— BEGIN —

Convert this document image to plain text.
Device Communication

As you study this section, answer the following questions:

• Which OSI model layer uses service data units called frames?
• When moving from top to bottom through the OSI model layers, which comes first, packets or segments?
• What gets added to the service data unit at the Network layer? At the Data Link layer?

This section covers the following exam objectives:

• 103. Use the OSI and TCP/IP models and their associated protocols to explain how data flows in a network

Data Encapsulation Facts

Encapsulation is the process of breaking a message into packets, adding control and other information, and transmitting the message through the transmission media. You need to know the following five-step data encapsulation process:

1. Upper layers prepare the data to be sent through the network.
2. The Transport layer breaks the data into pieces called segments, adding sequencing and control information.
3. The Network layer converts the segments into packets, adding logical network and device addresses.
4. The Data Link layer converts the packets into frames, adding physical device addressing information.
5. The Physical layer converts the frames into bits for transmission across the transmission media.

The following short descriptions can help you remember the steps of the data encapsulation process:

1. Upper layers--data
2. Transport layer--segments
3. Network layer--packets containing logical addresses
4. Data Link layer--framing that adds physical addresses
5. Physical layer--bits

— END —

* EXERCISE OBJECTIVE
Quote each line above in full, word for word.

* TASK RESPONSE
Convert this document image to plain text.
Device Communication

As you study this section, answer the following questions:

• Which OSI model layer uses service data units called frames?
• When moving from top to bottom through the OSI model layers, which comes first, packets or segments?
• What gets added to the service data unit at the Network layer? At the Data Link layer?

This section covers the following exam objectives:

• 103. Use the OSI and TCP/IP models and their associated protocols to explain how data flows in a network

Data Encapsulation Facts

Encapsulation is the process of breaking a message into packets, adding control and other information, and transmitting the message through the transmission media. You need to know the following five-step data encapsulation process:

1. Upper layers prepare the data to be sent through the network.
2. The Transport layer breaks the data into pieces called segments, adding sequencing and control information.
3. The Network layer converts the segments into packets, adding logical network and device addresses.
4. The Data Link layer converts the packets into frames, adding physical device addressing information.
5. The Physical layer converts the frames into bits for transmission across the transmission media.

The following short descriptions can help you remember the steps of the data encapsulation process:

1. Upper layers--data
2. Transport layer--segments
3. Network layer--packets containing logical addresses
4. Data Link layer--framing that adds physical addresses
5. Physical layer--bits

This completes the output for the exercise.